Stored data
====================

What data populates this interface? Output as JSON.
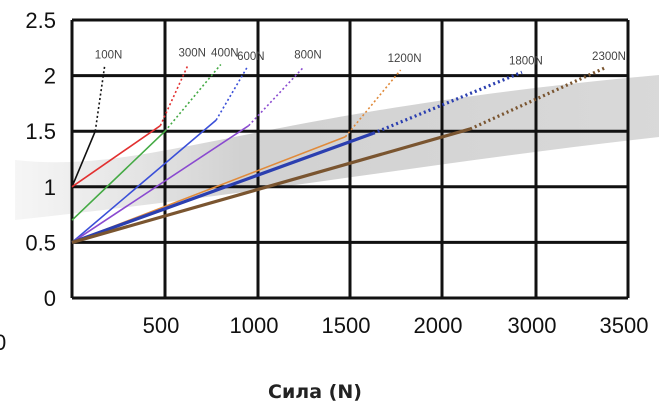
{
  "chart_data": {
    "type": "line",
    "title": "",
    "xlabel": "Сила (N)",
    "ylabel": "",
    "x_ticks": [
      "0",
      "500",
      "1000",
      "1500",
      "2000",
      "3000",
      "3500"
    ],
    "y_ticks": [
      "0",
      "0.5",
      "1",
      "1.5",
      "2",
      "2.5"
    ],
    "ylim": [
      0,
      2.5
    ],
    "grid": true,
    "colors": {
      "axis": "#111111",
      "background_band": "#cfcfcf"
    },
    "series": [
      {
        "name": "100N",
        "color": "#111111",
        "base_y": 1.0,
        "solid_end_x": 0.25,
        "solid_end_y": 1.5,
        "dotted_end_x": 0.35,
        "dotted_end_y": 2.08
      },
      {
        "name": "300N",
        "color": "#e23030",
        "base_y": 1.0,
        "solid_end_x": 0.95,
        "solid_end_y": 1.55,
        "dotted_end_x": 1.25,
        "dotted_end_y": 2.1
      },
      {
        "name": "400N",
        "color": "#44aa44",
        "base_y": 0.7,
        "solid_end_x": 1.0,
        "solid_end_y": 1.5,
        "dotted_end_x": 1.6,
        "dotted_end_y": 2.1
      },
      {
        "name": "600N",
        "color": "#3a4fd8",
        "base_y": 0.5,
        "solid_end_x": 1.55,
        "solid_end_y": 1.6,
        "dotted_end_x": 1.88,
        "dotted_end_y": 2.07
      },
      {
        "name": "800N",
        "color": "#8a4ad0",
        "base_y": 0.5,
        "solid_end_x": 1.9,
        "solid_end_y": 1.55,
        "dotted_end_x": 2.5,
        "dotted_end_y": 2.08
      },
      {
        "name": "1200N",
        "color": "#e08a3a",
        "base_y": 0.5,
        "solid_end_x": 2.95,
        "solid_end_y": 1.45,
        "dotted_end_x": 3.55,
        "dotted_end_y": 2.05
      },
      {
        "name": "1800N",
        "color": "#2b3fb0",
        "base_y": 0.5,
        "solid_end_x": 3.25,
        "solid_end_y": 1.48,
        "dotted_end_x": 4.85,
        "dotted_end_y": 2.03
      },
      {
        "name": "2300N",
        "color": "#7a5530",
        "base_y": 0.5,
        "solid_end_x": 4.3,
        "solid_end_y": 1.52,
        "dotted_end_x": 5.75,
        "dotted_end_y": 2.07
      }
    ]
  }
}
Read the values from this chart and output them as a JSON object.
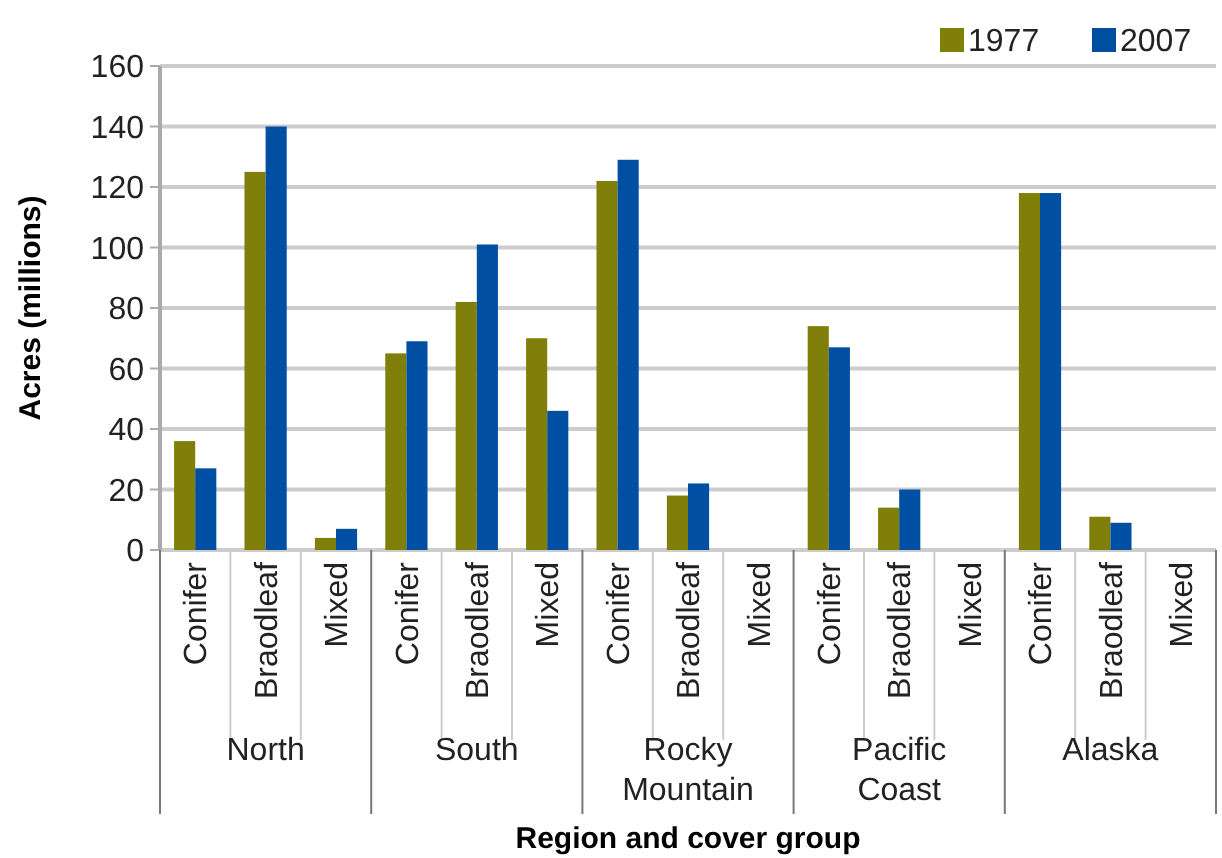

====================

_Problem description:_
Repeat each line of the records above exactly, but do not copy the pictures.

_Output of the exercise:_
What data populates this interface? Output as JSON.
{
  "chart_data": {
    "type": "line",
    "title": "",
    "xlabel": "Сила (N)",
    "ylabel": "",
    "x_ticks": [
      "0",
      "500",
      "1000",
      "1500",
      "2000",
      "3000",
      "3500"
    ],
    "y_ticks": [
      "0",
      "0.5",
      "1",
      "1.5",
      "2",
      "2.5"
    ],
    "ylim": [
      0,
      2.5
    ],
    "grid": true,
    "colors": {
      "axis": "#111111",
      "background_band": "#cfcfcf"
    },
    "series": [
      {
        "name": "100N",
        "color": "#111111",
        "base_y": 1.0,
        "solid_end_x": 0.25,
        "solid_end_y": 1.5,
        "dotted_end_x": 0.35,
        "dotted_end_y": 2.08
      },
      {
        "name": "300N",
        "color": "#e23030",
        "base_y": 1.0,
        "solid_end_x": 0.95,
        "solid_end_y": 1.55,
        "dotted_end_x": 1.25,
        "dotted_end_y": 2.1
      },
      {
        "name": "400N",
        "color": "#44aa44",
        "base_y": 0.7,
        "solid_end_x": 1.0,
        "solid_end_y": 1.5,
        "dotted_end_x": 1.6,
        "dotted_end_y": 2.1
      },
      {
        "name": "600N",
        "color": "#3a4fd8",
        "base_y": 0.5,
        "solid_end_x": 1.55,
        "solid_end_y": 1.6,
        "dotted_end_x": 1.88,
        "dotted_end_y": 2.07
      },
      {
        "name": "800N",
        "color": "#8a4ad0",
        "base_y": 0.5,
        "solid_end_x": 1.9,
        "solid_end_y": 1.55,
        "dotted_end_x": 2.5,
        "dotted_end_y": 2.08
      },
      {
        "name": "1200N",
        "color": "#e08a3a",
        "base_y": 0.5,
        "solid_end_x": 2.95,
        "solid_end_y": 1.45,
        "dotted_end_x": 3.55,
        "dotted_end_y": 2.05
      },
      {
        "name": "1800N",
        "color": "#2b3fb0",
        "base_y": 0.5,
        "solid_end_x": 3.25,
        "solid_end_y": 1.48,
        "dotted_end_x": 4.85,
        "dotted_end_y": 2.03
      },
      {
        "name": "2300N",
        "color": "#7a5530",
        "base_y": 0.5,
        "solid_end_x": 4.3,
        "solid_end_y": 1.52,
        "dotted_end_x": 5.75,
        "dotted_end_y": 2.07
      }
    ]
  }
}
Read the values from this chart and output them as a JSON object.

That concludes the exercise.